Task —
Reproduce the entries in full, with no changes.

Stored records —
:::
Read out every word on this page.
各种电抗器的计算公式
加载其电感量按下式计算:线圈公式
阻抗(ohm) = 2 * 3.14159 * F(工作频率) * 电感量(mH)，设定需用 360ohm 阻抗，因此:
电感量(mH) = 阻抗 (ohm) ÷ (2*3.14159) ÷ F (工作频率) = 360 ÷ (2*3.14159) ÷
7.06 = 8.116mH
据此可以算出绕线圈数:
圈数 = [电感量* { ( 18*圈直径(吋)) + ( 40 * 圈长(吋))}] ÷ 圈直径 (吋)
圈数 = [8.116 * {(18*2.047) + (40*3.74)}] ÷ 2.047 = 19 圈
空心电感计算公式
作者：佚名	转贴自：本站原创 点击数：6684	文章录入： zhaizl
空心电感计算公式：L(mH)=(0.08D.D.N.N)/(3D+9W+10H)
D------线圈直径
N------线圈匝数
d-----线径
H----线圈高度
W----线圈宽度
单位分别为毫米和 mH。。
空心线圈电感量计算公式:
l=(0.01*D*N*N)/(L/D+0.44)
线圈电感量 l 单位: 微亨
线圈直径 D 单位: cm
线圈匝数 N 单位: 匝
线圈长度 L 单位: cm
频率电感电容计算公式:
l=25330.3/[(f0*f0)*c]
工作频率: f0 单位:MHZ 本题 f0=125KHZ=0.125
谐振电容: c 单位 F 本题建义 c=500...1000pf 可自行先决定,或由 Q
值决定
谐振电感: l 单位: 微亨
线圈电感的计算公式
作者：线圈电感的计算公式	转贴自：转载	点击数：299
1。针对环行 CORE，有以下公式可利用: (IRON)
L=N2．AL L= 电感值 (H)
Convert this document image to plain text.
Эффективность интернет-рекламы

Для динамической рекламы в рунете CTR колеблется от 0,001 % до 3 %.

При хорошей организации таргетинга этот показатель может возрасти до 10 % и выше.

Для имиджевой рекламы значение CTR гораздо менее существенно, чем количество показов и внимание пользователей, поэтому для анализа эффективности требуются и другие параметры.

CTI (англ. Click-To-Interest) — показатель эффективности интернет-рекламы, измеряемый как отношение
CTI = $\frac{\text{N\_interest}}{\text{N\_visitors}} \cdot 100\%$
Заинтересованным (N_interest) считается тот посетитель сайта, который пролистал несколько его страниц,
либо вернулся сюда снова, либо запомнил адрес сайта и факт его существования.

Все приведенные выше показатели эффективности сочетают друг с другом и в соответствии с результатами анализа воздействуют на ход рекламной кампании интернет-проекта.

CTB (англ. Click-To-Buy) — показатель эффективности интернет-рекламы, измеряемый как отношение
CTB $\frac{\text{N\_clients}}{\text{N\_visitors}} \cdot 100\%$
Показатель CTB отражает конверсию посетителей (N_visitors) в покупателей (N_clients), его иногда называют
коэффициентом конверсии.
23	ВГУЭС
:::
Result of this exercise —
Read out every word on this page.
各种电抗器的计算公式
加载其电感量按下式计算:线圈公式
阻抗(ohm) = 2 * 3.14159 * F(工作频率) * 电感量(mH)，设定需用 360ohm 阻抗，因此:
电感量(mH) = 阻抗 (ohm) ÷ (2*3.14159) ÷ F (工作频率) = 360 ÷ (2*3.14159) ÷
7.06 = 8.116mH
据此可以算出绕线圈数:
圈数 = [电感量* { ( 18*圈直径(吋)) + ( 40 * 圈长(吋))}] ÷ 圈直径 (吋)
圈数 = [8.116 * {(18*2.047) + (40*3.74)}] ÷ 2.047 = 19 圈
空心电感计算公式
作者：佚名	转贴自：本站原创 点击数：6684	文章录入： zhaizl
空心电感计算公式：L(mH)=(0.08D.D.N.N)/(3D+9W+10H)
D------线圈直径
N------线圈匝数
d-----线径
H----线圈高度
W----线圈宽度
单位分别为毫米和 mH。。
空心线圈电感量计算公式:
l=(0.01*D*N*N)/(L/D+0.44)
线圈电感量 l 单位: 微亨
线圈直径 D 单位: cm
线圈匝数 N 单位: 匝
线圈长度 L 单位: cm
频率电感电容计算公式:
l=25330.3/[(f0*f0)*c]
工作频率: f0 单位:MHZ 本题 f0=125KHZ=0.125
谐振电容: c 单位 F 本题建义 c=500...1000pf 可自行先决定,或由 Q
值决定
谐振电感: l 单位: 微亨
线圈电感的计算公式
作者：线圈电感的计算公式	转贴自：转载	点击数：299
1。针对环行 CORE，有以下公式可利用: (IRON)
L=N2．AL L= 电感值 (H)
Convert this document image to plain text.
Эффективность интернет-рекламы

Для динамической рекламы в рунете CTR колеблется от 0,001 % до 3 %.

При хорошей организации таргетинга этот показатель может возрасти до 10 % и выше.

Для имиджевой рекламы значение CTR гораздо менее существенно, чем количество показов и внимание пользователей, поэтому для анализа эффективности требуются и другие параметры.

CTI (англ. Click-To-Interest) — показатель эффективности интернет-рекламы, измеряемый как отношение
CTI = $\frac{\text{N\_interest}}{\text{N\_visitors}} \cdot 100\%$
Заинтересованным (N_interest) считается тот посетитель сайта, который пролистал несколько его страниц,
либо вернулся сюда снова, либо запомнил адрес сайта и факт его существования.

Все приведенные выше показатели эффективности сочетают друг с другом и в соответствии с результатами анализа воздействуют на ход рекламной кампании интернет-проекта.

CTB (англ. Click-To-Buy) — показатель эффективности интернет-рекламы, измеряемый как отношение
CTB $\frac{\text{N\_clients}}{\text{N\_visitors}} \cdot 100\%$
Показатель CTB отражает конверсию посетителей (N_visitors) в покупателей (N_clients), его иногда называют
коэффициентом конверсии.
23	ВГУЭС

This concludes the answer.